** START Information provided **

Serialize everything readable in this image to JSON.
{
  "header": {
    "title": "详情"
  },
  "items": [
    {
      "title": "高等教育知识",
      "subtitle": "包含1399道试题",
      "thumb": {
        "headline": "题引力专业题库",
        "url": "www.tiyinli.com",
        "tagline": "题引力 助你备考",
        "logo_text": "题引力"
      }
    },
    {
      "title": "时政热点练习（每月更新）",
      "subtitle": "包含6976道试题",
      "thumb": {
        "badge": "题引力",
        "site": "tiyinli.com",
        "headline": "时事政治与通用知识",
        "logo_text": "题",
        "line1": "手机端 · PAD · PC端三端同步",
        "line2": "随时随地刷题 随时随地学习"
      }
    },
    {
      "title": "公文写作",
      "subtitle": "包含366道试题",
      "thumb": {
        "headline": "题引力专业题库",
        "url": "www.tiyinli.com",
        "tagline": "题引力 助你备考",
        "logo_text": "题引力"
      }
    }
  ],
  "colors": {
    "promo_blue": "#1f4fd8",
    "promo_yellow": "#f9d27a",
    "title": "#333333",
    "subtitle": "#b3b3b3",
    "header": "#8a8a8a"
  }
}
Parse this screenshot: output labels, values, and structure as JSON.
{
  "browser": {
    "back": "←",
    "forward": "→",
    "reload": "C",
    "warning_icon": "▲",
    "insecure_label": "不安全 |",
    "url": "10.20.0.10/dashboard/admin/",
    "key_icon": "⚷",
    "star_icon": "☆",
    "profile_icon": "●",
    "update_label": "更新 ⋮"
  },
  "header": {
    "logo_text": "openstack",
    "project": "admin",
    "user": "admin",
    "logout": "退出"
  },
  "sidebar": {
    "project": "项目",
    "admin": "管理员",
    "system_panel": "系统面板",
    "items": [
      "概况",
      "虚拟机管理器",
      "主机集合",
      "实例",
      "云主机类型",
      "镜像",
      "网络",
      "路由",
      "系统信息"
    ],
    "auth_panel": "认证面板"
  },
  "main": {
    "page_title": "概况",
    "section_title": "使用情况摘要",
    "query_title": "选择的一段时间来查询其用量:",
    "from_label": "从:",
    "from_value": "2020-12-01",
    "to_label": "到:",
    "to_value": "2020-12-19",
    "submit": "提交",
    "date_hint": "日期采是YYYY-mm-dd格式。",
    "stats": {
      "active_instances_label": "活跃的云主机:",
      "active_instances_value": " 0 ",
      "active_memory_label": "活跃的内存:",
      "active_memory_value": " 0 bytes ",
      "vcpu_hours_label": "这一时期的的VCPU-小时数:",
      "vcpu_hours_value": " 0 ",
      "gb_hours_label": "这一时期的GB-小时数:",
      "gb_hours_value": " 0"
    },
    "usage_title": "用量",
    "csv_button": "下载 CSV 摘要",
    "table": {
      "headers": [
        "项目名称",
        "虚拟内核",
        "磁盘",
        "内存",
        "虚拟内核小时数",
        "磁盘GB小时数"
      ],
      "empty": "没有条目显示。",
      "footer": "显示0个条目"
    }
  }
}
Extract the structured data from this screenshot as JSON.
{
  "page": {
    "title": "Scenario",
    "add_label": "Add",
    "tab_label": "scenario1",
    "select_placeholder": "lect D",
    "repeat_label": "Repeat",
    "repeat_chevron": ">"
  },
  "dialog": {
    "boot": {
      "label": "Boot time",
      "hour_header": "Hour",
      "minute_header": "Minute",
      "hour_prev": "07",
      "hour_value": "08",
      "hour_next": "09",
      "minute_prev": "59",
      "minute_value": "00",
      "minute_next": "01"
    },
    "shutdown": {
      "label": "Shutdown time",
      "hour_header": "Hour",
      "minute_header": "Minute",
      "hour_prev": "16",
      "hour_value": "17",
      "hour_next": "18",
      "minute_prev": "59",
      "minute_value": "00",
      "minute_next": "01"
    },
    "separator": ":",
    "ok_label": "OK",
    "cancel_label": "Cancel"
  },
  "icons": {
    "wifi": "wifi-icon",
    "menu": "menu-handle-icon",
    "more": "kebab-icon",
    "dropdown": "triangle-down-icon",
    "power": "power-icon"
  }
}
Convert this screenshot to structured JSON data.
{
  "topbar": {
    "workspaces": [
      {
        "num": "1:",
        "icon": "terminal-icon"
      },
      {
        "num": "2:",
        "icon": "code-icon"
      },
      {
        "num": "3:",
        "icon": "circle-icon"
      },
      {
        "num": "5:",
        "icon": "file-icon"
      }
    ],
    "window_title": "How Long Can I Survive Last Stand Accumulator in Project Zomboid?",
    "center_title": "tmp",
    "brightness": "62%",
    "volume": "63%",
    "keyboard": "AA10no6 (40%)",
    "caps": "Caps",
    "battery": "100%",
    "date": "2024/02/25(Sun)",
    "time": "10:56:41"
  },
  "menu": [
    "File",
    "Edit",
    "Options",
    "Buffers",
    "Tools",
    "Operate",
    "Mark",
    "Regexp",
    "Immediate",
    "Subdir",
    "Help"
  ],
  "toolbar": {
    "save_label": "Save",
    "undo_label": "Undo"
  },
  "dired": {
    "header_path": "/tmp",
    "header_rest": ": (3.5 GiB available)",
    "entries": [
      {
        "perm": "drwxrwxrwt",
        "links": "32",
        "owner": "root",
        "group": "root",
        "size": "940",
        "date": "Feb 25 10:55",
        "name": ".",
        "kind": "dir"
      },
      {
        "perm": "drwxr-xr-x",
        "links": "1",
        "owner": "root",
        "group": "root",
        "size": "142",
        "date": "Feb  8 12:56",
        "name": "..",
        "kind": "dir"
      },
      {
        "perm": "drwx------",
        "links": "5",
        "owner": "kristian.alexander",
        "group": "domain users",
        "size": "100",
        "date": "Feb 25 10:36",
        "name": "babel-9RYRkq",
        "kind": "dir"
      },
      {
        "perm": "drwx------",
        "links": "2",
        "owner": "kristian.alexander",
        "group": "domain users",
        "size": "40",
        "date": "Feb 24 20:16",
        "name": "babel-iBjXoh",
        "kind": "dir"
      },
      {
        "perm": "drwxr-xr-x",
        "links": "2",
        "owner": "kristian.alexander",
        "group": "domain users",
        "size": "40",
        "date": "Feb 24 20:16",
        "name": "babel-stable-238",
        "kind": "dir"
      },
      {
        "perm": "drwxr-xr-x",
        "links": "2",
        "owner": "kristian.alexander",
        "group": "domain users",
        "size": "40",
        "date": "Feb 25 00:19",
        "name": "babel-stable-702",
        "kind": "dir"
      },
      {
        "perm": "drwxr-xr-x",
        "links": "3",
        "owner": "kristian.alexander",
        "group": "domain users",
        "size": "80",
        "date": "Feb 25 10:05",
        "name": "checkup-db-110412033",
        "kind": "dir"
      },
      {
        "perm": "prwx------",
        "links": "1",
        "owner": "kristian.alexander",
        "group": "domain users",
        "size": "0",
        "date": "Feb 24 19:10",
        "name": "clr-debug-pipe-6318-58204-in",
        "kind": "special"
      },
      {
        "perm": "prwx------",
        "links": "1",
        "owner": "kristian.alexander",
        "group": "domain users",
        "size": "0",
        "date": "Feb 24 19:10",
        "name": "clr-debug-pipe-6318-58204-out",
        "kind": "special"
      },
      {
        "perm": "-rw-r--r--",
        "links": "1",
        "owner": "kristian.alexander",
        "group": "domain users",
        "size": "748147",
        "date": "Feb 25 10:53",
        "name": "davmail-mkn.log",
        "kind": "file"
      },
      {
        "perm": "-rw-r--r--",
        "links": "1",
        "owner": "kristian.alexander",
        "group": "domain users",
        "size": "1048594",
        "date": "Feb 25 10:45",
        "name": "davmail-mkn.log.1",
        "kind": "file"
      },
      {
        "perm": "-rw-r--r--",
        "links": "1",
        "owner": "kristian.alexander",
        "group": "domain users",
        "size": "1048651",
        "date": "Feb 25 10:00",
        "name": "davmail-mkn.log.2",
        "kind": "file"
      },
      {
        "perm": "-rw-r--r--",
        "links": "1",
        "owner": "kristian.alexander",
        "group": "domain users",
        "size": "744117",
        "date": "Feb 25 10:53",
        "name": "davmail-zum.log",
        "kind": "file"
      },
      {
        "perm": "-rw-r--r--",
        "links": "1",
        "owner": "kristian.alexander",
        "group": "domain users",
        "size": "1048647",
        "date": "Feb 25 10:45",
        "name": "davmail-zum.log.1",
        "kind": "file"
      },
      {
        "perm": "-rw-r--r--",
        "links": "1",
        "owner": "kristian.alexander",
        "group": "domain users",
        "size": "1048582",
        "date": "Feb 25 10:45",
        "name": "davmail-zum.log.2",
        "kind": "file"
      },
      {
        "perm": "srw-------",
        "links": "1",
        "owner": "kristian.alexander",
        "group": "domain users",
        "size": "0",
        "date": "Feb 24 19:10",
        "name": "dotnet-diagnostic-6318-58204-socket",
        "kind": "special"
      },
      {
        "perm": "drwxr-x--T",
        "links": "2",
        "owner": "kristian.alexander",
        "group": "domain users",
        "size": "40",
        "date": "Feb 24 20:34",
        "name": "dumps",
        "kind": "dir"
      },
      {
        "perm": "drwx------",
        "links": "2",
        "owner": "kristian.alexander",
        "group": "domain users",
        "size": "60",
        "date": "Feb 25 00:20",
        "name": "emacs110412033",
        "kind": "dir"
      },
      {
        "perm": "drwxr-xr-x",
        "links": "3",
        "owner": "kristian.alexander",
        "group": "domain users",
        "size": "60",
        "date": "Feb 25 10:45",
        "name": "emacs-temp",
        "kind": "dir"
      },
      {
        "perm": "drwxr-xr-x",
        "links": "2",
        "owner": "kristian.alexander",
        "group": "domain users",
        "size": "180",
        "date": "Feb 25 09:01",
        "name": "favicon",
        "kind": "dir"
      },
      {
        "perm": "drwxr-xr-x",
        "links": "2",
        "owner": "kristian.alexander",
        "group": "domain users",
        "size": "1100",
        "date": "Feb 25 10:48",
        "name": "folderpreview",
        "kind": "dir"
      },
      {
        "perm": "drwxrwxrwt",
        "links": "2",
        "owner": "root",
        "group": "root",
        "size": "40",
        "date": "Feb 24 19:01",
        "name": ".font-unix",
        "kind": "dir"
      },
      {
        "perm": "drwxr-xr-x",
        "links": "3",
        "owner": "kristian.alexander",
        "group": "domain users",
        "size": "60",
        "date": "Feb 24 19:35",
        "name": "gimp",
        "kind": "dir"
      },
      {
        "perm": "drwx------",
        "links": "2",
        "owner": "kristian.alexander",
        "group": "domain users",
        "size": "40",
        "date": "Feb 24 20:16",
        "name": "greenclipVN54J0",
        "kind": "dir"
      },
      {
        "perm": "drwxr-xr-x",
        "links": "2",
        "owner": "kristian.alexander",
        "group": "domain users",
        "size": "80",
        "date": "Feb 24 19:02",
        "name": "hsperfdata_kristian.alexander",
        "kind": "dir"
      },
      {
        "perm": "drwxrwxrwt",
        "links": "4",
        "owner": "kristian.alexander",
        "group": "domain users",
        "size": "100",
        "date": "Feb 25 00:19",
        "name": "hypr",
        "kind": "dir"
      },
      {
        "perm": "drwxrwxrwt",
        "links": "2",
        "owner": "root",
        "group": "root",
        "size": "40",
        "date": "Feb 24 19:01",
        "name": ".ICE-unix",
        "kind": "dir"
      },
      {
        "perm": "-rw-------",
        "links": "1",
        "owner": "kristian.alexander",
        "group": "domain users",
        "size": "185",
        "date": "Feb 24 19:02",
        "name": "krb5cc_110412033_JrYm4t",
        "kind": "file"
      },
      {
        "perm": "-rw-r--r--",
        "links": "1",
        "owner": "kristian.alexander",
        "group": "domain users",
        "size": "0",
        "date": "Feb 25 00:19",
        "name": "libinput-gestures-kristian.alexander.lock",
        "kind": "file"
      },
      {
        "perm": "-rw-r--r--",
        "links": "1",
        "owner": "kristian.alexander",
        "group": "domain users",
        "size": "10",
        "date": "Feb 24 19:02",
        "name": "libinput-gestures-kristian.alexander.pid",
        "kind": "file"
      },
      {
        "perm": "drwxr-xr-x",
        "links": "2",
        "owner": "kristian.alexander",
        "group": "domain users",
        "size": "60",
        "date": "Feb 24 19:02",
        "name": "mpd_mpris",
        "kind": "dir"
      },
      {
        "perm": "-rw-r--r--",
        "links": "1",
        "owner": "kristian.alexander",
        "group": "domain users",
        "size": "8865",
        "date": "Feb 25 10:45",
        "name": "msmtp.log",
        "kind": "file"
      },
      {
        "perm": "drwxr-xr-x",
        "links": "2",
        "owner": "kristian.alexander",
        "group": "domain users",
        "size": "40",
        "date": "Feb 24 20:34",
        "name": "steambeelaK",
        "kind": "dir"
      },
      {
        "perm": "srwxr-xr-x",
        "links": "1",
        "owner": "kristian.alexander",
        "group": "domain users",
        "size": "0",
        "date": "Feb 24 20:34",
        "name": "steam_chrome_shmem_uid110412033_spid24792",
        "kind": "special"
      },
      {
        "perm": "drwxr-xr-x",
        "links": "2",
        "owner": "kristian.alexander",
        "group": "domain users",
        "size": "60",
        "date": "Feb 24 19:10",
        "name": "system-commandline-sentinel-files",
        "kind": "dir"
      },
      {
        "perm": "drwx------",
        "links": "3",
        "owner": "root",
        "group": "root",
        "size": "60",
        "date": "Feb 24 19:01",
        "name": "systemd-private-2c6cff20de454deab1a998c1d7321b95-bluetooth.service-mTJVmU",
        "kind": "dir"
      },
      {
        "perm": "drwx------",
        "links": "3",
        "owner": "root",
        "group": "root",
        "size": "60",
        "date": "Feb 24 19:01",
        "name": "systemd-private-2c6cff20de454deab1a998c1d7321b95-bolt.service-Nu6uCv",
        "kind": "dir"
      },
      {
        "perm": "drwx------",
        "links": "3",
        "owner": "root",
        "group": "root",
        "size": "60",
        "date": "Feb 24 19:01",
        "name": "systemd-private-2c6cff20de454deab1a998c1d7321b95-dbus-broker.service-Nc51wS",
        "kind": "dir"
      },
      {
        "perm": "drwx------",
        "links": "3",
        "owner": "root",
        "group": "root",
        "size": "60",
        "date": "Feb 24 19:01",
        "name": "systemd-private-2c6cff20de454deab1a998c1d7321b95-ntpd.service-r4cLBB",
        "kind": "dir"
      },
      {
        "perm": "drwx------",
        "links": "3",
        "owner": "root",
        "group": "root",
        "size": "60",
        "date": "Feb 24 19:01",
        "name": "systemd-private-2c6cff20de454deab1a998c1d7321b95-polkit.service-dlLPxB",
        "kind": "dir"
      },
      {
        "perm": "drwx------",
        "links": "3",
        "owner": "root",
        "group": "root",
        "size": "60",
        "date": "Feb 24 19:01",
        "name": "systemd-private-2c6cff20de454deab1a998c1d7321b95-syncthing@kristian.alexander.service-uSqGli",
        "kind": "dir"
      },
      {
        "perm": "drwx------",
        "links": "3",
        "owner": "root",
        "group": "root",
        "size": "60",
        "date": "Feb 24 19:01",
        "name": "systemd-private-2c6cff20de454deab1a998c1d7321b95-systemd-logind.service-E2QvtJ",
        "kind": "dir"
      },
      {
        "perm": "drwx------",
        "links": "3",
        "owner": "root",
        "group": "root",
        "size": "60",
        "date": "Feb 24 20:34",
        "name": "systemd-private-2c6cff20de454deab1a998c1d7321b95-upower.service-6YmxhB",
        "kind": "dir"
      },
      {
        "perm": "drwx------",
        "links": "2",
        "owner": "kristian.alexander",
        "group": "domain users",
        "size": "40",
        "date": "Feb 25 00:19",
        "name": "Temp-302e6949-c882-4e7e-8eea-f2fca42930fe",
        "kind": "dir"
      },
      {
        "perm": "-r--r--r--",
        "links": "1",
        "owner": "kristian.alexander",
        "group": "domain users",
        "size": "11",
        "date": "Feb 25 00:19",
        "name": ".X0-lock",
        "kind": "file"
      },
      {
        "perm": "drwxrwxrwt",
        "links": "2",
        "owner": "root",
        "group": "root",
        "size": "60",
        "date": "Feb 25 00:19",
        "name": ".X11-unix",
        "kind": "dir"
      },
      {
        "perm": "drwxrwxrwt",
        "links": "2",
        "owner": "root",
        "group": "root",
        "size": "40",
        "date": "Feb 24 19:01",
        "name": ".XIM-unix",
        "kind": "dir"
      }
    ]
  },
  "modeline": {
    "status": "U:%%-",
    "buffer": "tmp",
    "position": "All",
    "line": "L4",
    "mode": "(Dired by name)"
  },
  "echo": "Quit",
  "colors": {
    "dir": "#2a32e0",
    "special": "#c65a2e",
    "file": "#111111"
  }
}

** END Information provided **

What you are asked to do -
Check each line of the records above for "debug", and copy those that have it.

Final result -
        "name": "clr-debug-pipe-6318-58204-in",
        "name": "clr-debug-pipe-6318-58204-out",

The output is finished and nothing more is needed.